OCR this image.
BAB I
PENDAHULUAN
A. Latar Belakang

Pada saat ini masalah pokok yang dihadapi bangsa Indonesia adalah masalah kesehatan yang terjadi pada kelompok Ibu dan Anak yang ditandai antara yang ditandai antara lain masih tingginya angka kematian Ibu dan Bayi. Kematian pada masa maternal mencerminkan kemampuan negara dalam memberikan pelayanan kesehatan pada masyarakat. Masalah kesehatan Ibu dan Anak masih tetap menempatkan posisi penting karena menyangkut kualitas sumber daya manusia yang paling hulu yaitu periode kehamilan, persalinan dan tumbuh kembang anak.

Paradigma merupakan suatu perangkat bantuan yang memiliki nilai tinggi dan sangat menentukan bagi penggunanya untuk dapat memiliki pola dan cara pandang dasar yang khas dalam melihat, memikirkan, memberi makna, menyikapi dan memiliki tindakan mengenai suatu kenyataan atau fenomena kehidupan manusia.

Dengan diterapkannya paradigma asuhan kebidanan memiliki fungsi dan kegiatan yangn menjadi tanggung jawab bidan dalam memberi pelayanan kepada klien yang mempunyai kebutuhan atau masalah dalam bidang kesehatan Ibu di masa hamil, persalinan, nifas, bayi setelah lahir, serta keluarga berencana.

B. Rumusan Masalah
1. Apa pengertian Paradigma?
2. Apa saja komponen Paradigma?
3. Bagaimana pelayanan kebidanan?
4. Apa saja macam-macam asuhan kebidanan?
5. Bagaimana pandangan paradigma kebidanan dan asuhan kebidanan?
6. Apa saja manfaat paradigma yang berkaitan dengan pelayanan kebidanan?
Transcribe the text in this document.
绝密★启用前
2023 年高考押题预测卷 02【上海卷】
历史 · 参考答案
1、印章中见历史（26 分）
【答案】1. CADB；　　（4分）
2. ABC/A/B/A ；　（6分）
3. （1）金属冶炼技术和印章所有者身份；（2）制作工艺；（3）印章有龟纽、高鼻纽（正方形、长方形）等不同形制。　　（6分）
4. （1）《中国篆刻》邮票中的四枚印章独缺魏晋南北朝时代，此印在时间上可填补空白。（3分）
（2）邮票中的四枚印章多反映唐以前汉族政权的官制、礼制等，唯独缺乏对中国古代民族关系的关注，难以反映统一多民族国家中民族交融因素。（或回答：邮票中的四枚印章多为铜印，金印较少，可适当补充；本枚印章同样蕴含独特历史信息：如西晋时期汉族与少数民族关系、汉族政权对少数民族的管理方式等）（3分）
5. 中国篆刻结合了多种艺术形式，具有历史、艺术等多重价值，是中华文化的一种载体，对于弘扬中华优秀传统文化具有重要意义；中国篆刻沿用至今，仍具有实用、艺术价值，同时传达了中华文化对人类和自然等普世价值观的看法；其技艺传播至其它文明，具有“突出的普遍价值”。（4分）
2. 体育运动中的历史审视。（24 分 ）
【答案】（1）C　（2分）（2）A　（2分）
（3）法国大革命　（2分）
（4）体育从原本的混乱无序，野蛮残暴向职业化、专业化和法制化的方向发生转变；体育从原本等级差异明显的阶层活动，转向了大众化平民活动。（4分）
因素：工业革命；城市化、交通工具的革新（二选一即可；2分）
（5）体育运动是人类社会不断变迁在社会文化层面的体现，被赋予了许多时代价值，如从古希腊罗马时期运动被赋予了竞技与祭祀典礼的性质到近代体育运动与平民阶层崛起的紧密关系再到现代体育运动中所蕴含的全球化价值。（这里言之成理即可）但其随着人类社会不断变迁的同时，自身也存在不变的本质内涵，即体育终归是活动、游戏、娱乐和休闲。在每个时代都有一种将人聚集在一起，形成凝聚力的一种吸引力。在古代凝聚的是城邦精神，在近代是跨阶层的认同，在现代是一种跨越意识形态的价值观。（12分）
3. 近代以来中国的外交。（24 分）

*-*-*

Scan the lines above for "Bagaimana", then copy every one that has it.

3. Bagaimana pelayanan kebidanan?
5. Bagaimana pandangan paradigma kebidanan dan asuhan kebidanan?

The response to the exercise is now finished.